(Figure record extracts)
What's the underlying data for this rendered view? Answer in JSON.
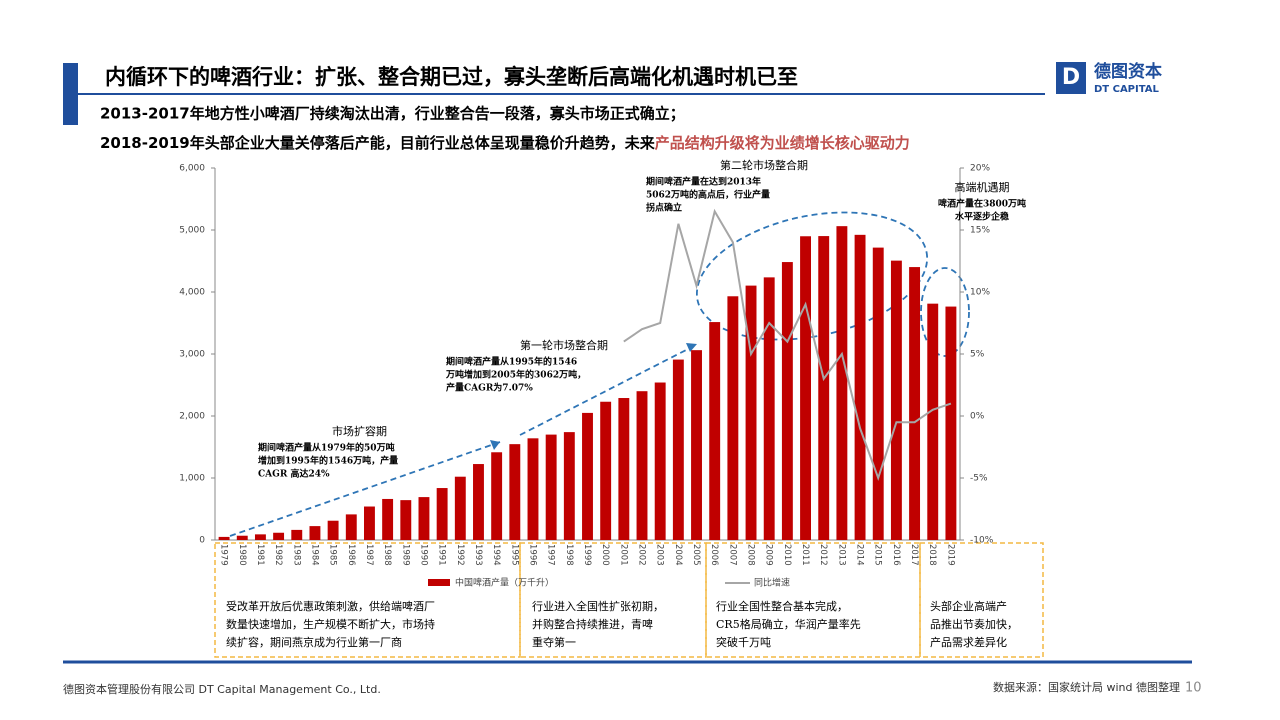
{
  "header": {
    "title": "内循环下的啤酒行业：扩张、整合期已过，寡头垄断后高端化机遇时机已至",
    "logo_cn": "德图资本",
    "logo_en": "DT CAPITAL"
  },
  "subtitle": {
    "line1": "2013-2017年地方性小啤酒厂持续淘汰出清，行业整合告一段落，寡头市场正式确立；",
    "line2": "2018-2019年头部企业大量关停落后产能，目前行业总体呈现量稳价升趋势，未来",
    "line2_highlight": "产品结构升级将为业绩增长核心驱动力"
  },
  "chart_data": {
    "type": "bar",
    "categories": [
      "1979",
      "1980",
      "1981",
      "1982",
      "1983",
      "1984",
      "1985",
      "1986",
      "1987",
      "1988",
      "1989",
      "1990",
      "1991",
      "1992",
      "1993",
      "1994",
      "1995",
      "1996",
      "1997",
      "1998",
      "1999",
      "2000",
      "2001",
      "2002",
      "2003",
      "2004",
      "2005",
      "2006",
      "2007",
      "2008",
      "2009",
      "2010",
      "2011",
      "2012",
      "2013",
      "2014",
      "2015",
      "2016",
      "2017",
      "2018",
      "2019"
    ],
    "series": [
      {
        "name": "中国啤酒产量（万千升）",
        "color": "#c00000",
        "values": [
          50,
          69,
          91,
          117,
          163,
          224,
          311,
          413,
          540,
          662,
          643,
          692,
          838,
          1021,
          1225,
          1415,
          1546,
          1640,
          1700,
          1740,
          2050,
          2230,
          2290,
          2400,
          2540,
          2910,
          3062,
          3515,
          3931,
          4103,
          4236,
          4483,
          4899,
          4902,
          5062,
          4922,
          4716,
          4506,
          4402,
          3812,
          3765
        ]
      },
      {
        "name": "同比增速",
        "color": "#a6a6a6",
        "axis": "y2",
        "values": [
          null,
          null,
          null,
          null,
          null,
          null,
          null,
          null,
          null,
          null,
          null,
          null,
          null,
          null,
          null,
          null,
          null,
          null,
          null,
          null,
          null,
          null,
          6,
          7,
          7.5,
          15.5,
          10.5,
          16.5,
          14,
          5,
          7.5,
          6,
          9,
          3,
          5,
          -1,
          -5,
          -0.5,
          -0.5,
          0.5,
          1
        ]
      }
    ],
    "ylim": [
      0,
      6000
    ],
    "yticks": [
      0,
      {
        "value": 1000,
        "label": "1,000"
      },
      {
        "value": 2000,
        "label": "2,000"
      },
      {
        "value": 3000,
        "label": "3,000"
      },
      {
        "value": 4000,
        "label": "4,000"
      },
      {
        "value": 5000,
        "label": "5,000"
      },
      {
        "value": 6000,
        "label": "6,000"
      }
    ],
    "y2lim": [
      -10,
      20
    ],
    "y2ticks": [
      {
        "value": -10,
        "label": "-10%"
      },
      {
        "value": -5,
        "label": "-5%"
      },
      {
        "value": 0,
        "label": "0%"
      },
      {
        "value": 5,
        "label": "5%"
      },
      {
        "value": 10,
        "label": "10%"
      },
      {
        "value": 15,
        "label": "15%"
      },
      {
        "value": 20,
        "label": "20%"
      }
    ],
    "annotations": [
      {
        "title": "市场扩容期",
        "lines": [
          "期间啤酒产量从1979年的50万吨",
          "增加到1995年的1546万吨，产量",
          "CAGR 高达24%"
        ]
      },
      {
        "title": "第一轮市场整合期",
        "lines": [
          "期间啤酒产量从1995年的1546",
          "万吨增加到2005年的3062万吨，",
          "产量CAGR为7.07%"
        ]
      },
      {
        "title": "第二轮市场整合期",
        "lines": [
          "期间啤酒产量在达到2013年",
          "5062万吨的高点后，行业产量",
          "拐点确立"
        ]
      },
      {
        "title": "高端机遇期",
        "lines": [
          "啤酒产量在3800万吨",
          "水平逐步企稳"
        ]
      }
    ]
  },
  "notes": [
    [
      "受改革开放后优惠政策刺激，供给端啤酒厂",
      "数量快速增加，生产规模不断扩大，市场持",
      "续扩容，期间燕京成为行业第一厂商"
    ],
    [
      "行业进入全国性扩张初期，",
      "并购整合持续推进，青啤",
      "重夺第一"
    ],
    [
      "行业全国性整合基本完成，",
      "CR5格局确立，华润产量率先",
      "突破千万吨"
    ],
    [
      "头部企业高端产",
      "品推出节奏加快，",
      "产品需求差异化"
    ]
  ],
  "footer": {
    "company": "德图资本管理股份有限公司 DT Capital Management Co., Ltd.",
    "source": "数据来源：国家统计局 wind 德图整理",
    "page": "10"
  }
}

WORK REQUIRED -
Would you return the data exactly as written, without the pictures?

FULL OUTPUT -
What's the underlying data for this rendered view? Answer in JSON.
{
  "header": {
    "title": "内循环下的啤酒行业：扩张、整合期已过，寡头垄断后高端化机遇时机已至",
    "logo_cn": "德图资本",
    "logo_en": "DT CAPITAL"
  },
  "subtitle": {
    "line1": "2013-2017年地方性小啤酒厂持续淘汰出清，行业整合告一段落，寡头市场正式确立；",
    "line2": "2018-2019年头部企业大量关停落后产能，目前行业总体呈现量稳价升趋势，未来",
    "line2_highlight": "产品结构升级将为业绩增长核心驱动力"
  },
  "chart_data": {
    "type": "bar",
    "categories": [
      "1979",
      "1980",
      "1981",
      "1982",
      "1983",
      "1984",
      "1985",
      "1986",
      "1987",
      "1988",
      "1989",
      "1990",
      "1991",
      "1992",
      "1993",
      "1994",
      "1995",
      "1996",
      "1997",
      "1998",
      "1999",
      "2000",
      "2001",
      "2002",
      "2003",
      "2004",
      "2005",
      "2006",
      "2007",
      "2008",
      "2009",
      "2010",
      "2011",
      "2012",
      "2013",
      "2014",
      "2015",
      "2016",
      "2017",
      "2018",
      "2019"
    ],
    "series": [
      {
        "name": "中国啤酒产量（万千升）",
        "color": "#c00000",
        "values": [
          50,
          69,
          91,
          117,
          163,
          224,
          311,
          413,
          540,
          662,
          643,
          692,
          838,
          1021,
          1225,
          1415,
          1546,
          1640,
          1700,
          1740,
          2050,
          2230,
          2290,
          2400,
          2540,
          2910,
          3062,
          3515,
          3931,
          4103,
          4236,
          4483,
          4899,
          4902,
          5062,
          4922,
          4716,
          4506,
          4402,
          3812,
          3765
        ]
      },
      {
        "name": "同比增速",
        "color": "#a6a6a6",
        "axis": "y2",
        "values": [
          null,
          null,
          null,
          null,
          null,
          null,
          null,
          null,
          null,
          null,
          null,
          null,
          null,
          null,
          null,
          null,
          null,
          null,
          null,
          null,
          null,
          null,
          6,
          7,
          7.5,
          15.5,
          10.5,
          16.5,
          14,
          5,
          7.5,
          6,
          9,
          3,
          5,
          -1,
          -5,
          -0.5,
          -0.5,
          0.5,
          1
        ]
      }
    ],
    "ylim": [
      0,
      6000
    ],
    "yticks": [
      0,
      {
        "value": 1000,
        "label": "1,000"
      },
      {
        "value": 2000,
        "label": "2,000"
      },
      {
        "value": 3000,
        "label": "3,000"
      },
      {
        "value": 4000,
        "label": "4,000"
      },
      {
        "value": 5000,
        "label": "5,000"
      },
      {
        "value": 6000,
        "label": "6,000"
      }
    ],
    "y2lim": [
      -10,
      20
    ],
    "y2ticks": [
      {
        "value": -10,
        "label": "-10%"
      },
      {
        "value": -5,
        "label": "-5%"
      },
      {
        "value": 0,
        "label": "0%"
      },
      {
        "value": 5,
        "label": "5%"
      },
      {
        "value": 10,
        "label": "10%"
      },
      {
        "value": 15,
        "label": "15%"
      },
      {
        "value": 20,
        "label": "20%"
      }
    ],
    "annotations": [
      {
        "title": "市场扩容期",
        "lines": [
          "期间啤酒产量从1979年的50万吨",
          "增加到1995年的1546万吨，产量",
          "CAGR 高达24%"
        ]
      },
      {
        "title": "第一轮市场整合期",
        "lines": [
          "期间啤酒产量从1995年的1546",
          "万吨增加到2005年的3062万吨，",
          "产量CAGR为7.07%"
        ]
      },
      {
        "title": "第二轮市场整合期",
        "lines": [
          "期间啤酒产量在达到2013年",
          "5062万吨的高点后，行业产量",
          "拐点确立"
        ]
      },
      {
        "title": "高端机遇期",
        "lines": [
          "啤酒产量在3800万吨",
          "水平逐步企稳"
        ]
      }
    ]
  },
  "notes": [
    [
      "受改革开放后优惠政策刺激，供给端啤酒厂",
      "数量快速增加，生产规模不断扩大，市场持",
      "续扩容，期间燕京成为行业第一厂商"
    ],
    [
      "行业进入全国性扩张初期，",
      "并购整合持续推进，青啤",
      "重夺第一"
    ],
    [
      "行业全国性整合基本完成，",
      "CR5格局确立，华润产量率先",
      "突破千万吨"
    ],
    [
      "头部企业高端产",
      "品推出节奏加快，",
      "产品需求差异化"
    ]
  ],
  "footer": {
    "company": "德图资本管理股份有限公司 DT Capital Management Co., Ltd.",
    "source": "数据来源：国家统计局 wind 德图整理",
    "page": "10"
  }
}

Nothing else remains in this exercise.